Short task: Count every line that includes the string "libraries" in the entries that follow. Nothing besides the number is needed.

=== Given data ===

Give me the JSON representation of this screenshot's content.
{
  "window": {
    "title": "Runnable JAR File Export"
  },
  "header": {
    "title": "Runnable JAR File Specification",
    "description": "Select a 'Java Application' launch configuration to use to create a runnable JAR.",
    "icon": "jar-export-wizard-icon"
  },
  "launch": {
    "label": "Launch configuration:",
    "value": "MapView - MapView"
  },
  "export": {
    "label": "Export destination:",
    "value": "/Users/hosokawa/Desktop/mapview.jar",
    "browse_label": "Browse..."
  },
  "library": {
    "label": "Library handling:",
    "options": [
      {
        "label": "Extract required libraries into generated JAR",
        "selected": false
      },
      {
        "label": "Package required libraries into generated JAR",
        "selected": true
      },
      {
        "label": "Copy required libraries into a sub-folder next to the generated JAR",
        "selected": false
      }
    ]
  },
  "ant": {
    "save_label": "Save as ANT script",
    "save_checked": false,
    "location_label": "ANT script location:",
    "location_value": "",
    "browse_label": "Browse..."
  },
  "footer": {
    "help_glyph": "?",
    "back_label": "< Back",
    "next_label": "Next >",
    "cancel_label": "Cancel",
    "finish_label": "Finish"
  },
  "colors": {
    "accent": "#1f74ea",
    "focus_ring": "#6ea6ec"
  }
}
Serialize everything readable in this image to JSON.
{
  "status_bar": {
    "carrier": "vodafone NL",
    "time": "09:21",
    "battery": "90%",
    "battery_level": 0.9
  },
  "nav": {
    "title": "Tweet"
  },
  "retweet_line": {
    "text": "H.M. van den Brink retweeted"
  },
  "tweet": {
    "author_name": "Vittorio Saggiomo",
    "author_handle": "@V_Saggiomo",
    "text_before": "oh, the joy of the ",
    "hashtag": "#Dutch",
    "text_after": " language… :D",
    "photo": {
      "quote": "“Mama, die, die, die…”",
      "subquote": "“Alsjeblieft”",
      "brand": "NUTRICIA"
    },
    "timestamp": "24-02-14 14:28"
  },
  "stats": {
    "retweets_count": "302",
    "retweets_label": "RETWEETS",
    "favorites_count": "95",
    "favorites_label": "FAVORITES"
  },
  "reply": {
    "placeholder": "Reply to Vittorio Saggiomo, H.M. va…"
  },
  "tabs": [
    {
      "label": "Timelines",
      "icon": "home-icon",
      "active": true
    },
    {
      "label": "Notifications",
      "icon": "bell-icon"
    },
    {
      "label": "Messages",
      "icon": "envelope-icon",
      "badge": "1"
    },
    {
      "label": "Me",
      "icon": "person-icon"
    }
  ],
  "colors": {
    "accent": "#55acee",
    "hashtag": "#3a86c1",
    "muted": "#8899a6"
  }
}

===

Answer below: 3